[Lines of data]
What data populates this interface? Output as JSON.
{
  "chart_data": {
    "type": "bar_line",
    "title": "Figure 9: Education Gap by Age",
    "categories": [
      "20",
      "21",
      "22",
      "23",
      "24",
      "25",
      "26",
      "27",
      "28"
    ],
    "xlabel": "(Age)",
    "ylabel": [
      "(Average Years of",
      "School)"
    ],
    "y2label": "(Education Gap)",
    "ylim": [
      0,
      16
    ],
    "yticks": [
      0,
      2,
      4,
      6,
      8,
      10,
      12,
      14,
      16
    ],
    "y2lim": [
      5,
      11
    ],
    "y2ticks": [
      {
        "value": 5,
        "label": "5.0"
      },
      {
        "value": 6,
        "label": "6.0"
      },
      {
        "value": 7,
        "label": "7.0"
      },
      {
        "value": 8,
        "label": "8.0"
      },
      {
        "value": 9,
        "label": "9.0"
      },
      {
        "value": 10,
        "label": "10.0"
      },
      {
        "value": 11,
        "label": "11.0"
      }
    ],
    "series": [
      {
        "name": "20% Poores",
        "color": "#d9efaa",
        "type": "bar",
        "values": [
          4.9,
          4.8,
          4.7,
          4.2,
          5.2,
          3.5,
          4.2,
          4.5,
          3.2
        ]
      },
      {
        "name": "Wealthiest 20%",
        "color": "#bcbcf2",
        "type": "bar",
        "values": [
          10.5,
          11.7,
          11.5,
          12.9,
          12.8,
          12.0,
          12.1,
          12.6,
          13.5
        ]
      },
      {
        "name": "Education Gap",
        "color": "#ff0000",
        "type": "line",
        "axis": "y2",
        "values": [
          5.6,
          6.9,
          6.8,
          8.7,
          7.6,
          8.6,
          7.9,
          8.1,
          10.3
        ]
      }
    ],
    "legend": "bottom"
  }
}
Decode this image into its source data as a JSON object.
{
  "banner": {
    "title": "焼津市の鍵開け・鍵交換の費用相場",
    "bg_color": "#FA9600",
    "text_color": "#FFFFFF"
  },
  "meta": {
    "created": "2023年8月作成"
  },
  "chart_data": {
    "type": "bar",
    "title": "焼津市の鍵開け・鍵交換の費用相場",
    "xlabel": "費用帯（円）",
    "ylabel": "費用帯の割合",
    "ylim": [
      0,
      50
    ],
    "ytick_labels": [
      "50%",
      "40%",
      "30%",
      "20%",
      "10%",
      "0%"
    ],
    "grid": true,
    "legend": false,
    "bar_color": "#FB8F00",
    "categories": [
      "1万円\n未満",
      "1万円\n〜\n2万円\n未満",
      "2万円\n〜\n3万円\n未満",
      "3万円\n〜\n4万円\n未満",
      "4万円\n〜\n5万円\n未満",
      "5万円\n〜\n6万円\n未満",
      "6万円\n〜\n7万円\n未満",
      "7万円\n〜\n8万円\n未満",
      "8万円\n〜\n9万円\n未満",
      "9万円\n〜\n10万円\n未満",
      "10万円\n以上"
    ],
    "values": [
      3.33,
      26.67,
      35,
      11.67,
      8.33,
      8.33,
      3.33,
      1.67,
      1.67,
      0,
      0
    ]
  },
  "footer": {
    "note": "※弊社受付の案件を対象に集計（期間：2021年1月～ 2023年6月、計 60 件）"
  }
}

■ TASK PROMPT
Take the lines from the one containing "Decode this image" to the last line of the material above and write them out exactly.

■ COMPLETED TASK
Decode this image into its source data as a JSON object.
{
  "banner": {
    "title": "焼津市の鍵開け・鍵交換の費用相場",
    "bg_color": "#FA9600",
    "text_color": "#FFFFFF"
  },
  "meta": {
    "created": "2023年8月作成"
  },
  "chart_data": {
    "type": "bar",
    "title": "焼津市の鍵開け・鍵交換の費用相場",
    "xlabel": "費用帯（円）",
    "ylabel": "費用帯の割合",
    "ylim": [
      0,
      50
    ],
    "ytick_labels": [
      "50%",
      "40%",
      "30%",
      "20%",
      "10%",
      "0%"
    ],
    "grid": true,
    "legend": false,
    "bar_color": "#FB8F00",
    "categories": [
      "1万円\n未満",
      "1万円\n〜\n2万円\n未満",
      "2万円\n〜\n3万円\n未満",
      "3万円\n〜\n4万円\n未満",
      "4万円\n〜\n5万円\n未満",
      "5万円\n〜\n6万円\n未満",
      "6万円\n〜\n7万円\n未満",
      "7万円\n〜\n8万円\n未満",
      "8万円\n〜\n9万円\n未満",
      "9万円\n〜\n10万円\n未満",
      "10万円\n以上"
    ],
    "values": [
      3.33,
      26.67,
      35,
      11.67,
      8.33,
      8.33,
      3.33,
      1.67,
      1.67,
      0,
      0
    ]
  },
  "footer": {
    "note": "※弊社受付の案件を対象に集計（期間：2021年1月～ 2023年6月、計 60 件）"
  }
}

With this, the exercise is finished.